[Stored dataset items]
+++++

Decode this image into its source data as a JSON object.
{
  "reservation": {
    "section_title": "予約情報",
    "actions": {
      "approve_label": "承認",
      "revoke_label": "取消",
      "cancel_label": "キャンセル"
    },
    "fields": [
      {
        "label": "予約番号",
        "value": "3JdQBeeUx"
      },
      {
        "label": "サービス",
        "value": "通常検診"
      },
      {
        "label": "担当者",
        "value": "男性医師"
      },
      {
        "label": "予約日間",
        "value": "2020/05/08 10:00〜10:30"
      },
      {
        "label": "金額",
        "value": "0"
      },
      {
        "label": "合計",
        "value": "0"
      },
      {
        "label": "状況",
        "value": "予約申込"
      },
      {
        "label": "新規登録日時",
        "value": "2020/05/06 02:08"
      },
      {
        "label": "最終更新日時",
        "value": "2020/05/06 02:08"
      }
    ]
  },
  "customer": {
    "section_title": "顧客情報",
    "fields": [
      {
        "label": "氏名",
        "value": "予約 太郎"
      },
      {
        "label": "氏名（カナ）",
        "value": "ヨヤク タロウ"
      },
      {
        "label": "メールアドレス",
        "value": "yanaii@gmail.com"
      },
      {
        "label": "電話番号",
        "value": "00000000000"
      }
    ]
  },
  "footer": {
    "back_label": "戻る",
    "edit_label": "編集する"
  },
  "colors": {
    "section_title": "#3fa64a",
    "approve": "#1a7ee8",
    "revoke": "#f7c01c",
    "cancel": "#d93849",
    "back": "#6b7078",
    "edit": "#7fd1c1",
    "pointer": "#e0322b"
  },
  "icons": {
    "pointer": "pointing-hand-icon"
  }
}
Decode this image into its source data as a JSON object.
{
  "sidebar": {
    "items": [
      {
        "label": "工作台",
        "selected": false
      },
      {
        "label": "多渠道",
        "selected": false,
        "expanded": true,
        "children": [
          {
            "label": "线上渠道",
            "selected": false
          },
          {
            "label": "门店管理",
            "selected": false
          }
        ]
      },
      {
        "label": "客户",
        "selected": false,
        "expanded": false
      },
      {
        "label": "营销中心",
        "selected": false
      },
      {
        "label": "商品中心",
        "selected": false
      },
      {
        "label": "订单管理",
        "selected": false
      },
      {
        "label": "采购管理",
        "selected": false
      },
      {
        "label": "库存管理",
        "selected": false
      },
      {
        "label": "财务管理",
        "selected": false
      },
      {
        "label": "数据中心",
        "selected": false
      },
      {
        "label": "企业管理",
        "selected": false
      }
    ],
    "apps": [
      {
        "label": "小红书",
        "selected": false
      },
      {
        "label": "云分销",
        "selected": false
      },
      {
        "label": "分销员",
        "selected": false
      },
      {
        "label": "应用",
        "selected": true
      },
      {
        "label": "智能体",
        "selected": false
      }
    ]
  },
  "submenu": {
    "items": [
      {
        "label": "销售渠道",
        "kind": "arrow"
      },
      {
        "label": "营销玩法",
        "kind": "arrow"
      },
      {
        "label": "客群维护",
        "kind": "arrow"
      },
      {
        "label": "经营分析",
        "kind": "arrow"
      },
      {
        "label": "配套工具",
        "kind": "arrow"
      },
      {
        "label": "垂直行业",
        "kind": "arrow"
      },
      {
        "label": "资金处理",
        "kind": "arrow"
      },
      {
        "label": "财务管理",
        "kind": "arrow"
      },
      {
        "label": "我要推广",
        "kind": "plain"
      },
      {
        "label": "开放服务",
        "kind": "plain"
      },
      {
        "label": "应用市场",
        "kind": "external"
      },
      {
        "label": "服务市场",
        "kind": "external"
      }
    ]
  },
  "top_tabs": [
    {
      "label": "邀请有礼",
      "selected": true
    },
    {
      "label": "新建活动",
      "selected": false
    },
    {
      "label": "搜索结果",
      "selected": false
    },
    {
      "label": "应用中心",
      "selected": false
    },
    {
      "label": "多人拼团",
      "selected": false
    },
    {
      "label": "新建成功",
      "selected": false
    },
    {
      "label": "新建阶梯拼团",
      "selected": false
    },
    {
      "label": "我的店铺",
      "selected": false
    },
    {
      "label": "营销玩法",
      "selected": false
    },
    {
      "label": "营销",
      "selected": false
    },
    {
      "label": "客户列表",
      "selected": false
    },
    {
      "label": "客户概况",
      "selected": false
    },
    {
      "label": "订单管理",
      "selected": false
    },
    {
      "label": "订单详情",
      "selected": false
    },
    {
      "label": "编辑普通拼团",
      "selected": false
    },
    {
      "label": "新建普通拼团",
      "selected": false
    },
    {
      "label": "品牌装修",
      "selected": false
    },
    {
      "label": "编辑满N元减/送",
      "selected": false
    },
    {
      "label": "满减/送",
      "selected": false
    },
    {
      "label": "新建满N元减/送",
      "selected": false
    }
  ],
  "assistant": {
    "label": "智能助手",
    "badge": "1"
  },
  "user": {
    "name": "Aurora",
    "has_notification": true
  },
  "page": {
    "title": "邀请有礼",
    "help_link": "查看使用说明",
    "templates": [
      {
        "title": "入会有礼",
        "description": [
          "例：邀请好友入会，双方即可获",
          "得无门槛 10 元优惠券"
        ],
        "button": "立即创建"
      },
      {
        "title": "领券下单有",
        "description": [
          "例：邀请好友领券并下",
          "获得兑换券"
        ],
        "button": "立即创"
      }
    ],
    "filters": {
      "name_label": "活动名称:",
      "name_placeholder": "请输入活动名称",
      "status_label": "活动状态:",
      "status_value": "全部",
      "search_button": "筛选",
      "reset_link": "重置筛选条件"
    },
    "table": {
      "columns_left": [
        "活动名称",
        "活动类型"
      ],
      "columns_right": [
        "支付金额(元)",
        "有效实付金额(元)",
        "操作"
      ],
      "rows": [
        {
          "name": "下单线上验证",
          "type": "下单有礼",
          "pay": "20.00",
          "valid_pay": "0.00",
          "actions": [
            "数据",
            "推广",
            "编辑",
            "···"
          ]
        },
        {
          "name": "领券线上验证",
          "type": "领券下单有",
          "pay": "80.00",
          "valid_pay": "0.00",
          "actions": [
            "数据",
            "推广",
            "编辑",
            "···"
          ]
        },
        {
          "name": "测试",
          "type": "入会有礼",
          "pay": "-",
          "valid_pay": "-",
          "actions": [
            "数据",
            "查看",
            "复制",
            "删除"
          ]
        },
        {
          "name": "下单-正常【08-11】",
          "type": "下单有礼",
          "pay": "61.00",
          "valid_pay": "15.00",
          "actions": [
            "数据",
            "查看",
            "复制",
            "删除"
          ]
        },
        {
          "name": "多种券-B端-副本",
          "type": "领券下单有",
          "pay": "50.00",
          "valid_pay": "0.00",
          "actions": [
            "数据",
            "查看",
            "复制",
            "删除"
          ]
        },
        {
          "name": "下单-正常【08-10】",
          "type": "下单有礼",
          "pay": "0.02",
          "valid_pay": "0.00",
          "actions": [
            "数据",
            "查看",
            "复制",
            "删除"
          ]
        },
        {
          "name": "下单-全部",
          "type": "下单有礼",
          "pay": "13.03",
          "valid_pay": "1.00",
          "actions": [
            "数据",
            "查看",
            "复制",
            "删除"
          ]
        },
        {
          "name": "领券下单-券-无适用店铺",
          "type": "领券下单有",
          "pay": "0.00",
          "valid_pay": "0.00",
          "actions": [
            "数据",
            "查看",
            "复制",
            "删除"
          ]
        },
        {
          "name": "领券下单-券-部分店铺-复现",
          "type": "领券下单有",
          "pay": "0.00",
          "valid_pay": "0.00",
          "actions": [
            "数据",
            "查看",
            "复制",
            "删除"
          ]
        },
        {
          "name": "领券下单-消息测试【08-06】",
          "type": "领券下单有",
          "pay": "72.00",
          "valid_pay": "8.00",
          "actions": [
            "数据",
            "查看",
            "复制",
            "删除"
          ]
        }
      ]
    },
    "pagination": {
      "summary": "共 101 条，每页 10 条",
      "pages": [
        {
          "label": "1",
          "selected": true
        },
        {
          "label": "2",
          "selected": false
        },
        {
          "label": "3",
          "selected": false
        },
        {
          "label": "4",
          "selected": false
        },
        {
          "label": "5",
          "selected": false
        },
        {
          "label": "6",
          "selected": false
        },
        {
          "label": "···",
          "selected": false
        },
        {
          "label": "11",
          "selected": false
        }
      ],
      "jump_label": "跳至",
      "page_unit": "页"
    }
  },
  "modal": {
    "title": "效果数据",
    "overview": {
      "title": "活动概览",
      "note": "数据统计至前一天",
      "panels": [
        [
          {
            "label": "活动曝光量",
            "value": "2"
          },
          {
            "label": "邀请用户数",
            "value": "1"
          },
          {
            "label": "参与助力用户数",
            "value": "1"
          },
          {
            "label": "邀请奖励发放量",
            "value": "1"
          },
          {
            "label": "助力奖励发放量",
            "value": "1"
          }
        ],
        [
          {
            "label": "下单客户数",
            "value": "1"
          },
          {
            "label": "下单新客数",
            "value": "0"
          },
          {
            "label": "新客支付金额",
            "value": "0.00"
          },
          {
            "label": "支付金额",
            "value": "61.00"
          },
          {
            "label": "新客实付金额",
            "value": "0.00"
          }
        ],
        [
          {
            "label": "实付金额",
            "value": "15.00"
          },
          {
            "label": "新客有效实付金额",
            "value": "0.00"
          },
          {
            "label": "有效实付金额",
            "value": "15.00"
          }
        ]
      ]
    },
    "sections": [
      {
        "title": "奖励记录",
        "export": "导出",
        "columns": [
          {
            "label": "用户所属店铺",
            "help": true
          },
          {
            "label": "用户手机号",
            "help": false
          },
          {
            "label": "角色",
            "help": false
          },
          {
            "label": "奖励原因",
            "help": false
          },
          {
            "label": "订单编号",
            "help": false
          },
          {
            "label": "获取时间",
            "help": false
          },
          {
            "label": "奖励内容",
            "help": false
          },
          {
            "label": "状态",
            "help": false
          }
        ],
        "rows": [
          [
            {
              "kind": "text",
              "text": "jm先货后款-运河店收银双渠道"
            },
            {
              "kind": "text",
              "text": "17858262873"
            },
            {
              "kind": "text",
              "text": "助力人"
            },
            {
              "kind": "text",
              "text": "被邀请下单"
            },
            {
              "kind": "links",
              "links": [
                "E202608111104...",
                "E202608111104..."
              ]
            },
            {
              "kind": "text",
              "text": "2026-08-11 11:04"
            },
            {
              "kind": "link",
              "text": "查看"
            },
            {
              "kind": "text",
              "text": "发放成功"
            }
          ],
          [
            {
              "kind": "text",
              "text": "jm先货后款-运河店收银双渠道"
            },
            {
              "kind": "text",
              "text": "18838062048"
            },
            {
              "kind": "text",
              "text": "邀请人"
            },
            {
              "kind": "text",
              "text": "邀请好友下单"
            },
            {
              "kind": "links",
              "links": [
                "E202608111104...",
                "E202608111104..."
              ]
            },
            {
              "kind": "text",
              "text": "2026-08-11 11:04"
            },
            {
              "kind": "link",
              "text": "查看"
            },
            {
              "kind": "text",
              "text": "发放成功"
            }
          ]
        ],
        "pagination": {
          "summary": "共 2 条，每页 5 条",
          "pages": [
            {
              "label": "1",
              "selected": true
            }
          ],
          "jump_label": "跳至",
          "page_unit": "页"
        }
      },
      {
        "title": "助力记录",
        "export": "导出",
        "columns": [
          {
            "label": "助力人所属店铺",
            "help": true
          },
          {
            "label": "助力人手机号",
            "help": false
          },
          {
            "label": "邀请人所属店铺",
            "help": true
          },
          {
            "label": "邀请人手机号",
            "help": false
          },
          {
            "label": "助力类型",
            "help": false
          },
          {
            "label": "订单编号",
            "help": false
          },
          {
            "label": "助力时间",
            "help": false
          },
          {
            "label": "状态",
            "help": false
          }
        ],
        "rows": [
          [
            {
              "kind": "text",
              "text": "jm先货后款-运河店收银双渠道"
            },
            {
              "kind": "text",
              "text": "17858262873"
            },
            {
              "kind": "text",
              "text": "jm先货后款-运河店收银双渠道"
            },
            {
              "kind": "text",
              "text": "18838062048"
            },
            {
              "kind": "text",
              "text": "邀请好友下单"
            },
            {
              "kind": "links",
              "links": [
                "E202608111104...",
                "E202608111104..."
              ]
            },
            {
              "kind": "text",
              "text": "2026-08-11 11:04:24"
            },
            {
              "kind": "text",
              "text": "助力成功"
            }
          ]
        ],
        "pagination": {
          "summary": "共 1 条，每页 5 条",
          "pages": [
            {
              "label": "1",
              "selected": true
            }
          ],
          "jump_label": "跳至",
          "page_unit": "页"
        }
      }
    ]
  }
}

+++++

-- DIRECTIVE --
Pick each line holding the word "true" out of the listing.

-- RESPONSE TO THIS EXERCISE --
        "expanded": true,
        "selected": true
      "selected": true
    "has_notification": true
          "selected": true
            "help": true
              "selected": true
            "help": true
            "help": true
              "selected": true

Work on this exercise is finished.